• [Records for this exercise]
***
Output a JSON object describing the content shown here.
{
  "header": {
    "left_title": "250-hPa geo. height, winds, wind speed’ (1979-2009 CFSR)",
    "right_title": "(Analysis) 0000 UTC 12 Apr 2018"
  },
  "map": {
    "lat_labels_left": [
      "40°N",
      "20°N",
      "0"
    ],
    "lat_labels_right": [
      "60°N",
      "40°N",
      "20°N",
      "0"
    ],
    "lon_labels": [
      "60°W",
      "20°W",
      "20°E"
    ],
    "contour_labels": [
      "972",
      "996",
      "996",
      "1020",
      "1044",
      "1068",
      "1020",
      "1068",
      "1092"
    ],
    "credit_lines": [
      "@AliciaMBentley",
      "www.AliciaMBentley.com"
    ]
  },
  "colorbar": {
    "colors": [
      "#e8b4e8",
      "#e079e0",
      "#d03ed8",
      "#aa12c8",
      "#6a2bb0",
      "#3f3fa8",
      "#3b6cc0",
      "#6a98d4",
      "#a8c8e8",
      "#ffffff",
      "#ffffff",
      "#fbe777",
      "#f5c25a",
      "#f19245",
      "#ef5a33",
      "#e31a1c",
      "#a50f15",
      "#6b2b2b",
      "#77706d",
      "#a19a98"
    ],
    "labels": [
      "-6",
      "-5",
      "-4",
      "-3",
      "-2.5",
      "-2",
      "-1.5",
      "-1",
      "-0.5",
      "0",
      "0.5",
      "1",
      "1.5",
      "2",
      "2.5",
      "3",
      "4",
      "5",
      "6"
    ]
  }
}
***
• [Work to complete] Return every record, word for word.

• [Written solution]
Output a JSON object describing the content shown here.
{
  "header": {
    "left_title": "250-hPa geo. height, winds, wind speed’ (1979-2009 CFSR)",
    "right_title": "(Analysis) 0000 UTC 12 Apr 2018"
  },
  "map": {
    "lat_labels_left": [
      "40°N",
      "20°N",
      "0"
    ],
    "lat_labels_right": [
      "60°N",
      "40°N",
      "20°N",
      "0"
    ],
    "lon_labels": [
      "60°W",
      "20°W",
      "20°E"
    ],
    "contour_labels": [
      "972",
      "996",
      "996",
      "1020",
      "1044",
      "1068",
      "1020",
      "1068",
      "1092"
    ],
    "credit_lines": [
      "@AliciaMBentley",
      "www.AliciaMBentley.com"
    ]
  },
  "colorbar": {
    "colors": [
      "#e8b4e8",
      "#e079e0",
      "#d03ed8",
      "#aa12c8",
      "#6a2bb0",
      "#3f3fa8",
      "#3b6cc0",
      "#6a98d4",
      "#a8c8e8",
      "#ffffff",
      "#ffffff",
      "#fbe777",
      "#f5c25a",
      "#f19245",
      "#ef5a33",
      "#e31a1c",
      "#a50f15",
      "#6b2b2b",
      "#77706d",
      "#a19a98"
    ],
    "labels": [
      "-6",
      "-5",
      "-4",
      "-3",
      "-2.5",
      "-2",
      "-1.5",
      "-1",
      "-0.5",
      "0",
      "0.5",
      "1",
      "1.5",
      "2",
      "2.5",
      "3",
      "4",
      "5",
      "6"
    ]
  }
}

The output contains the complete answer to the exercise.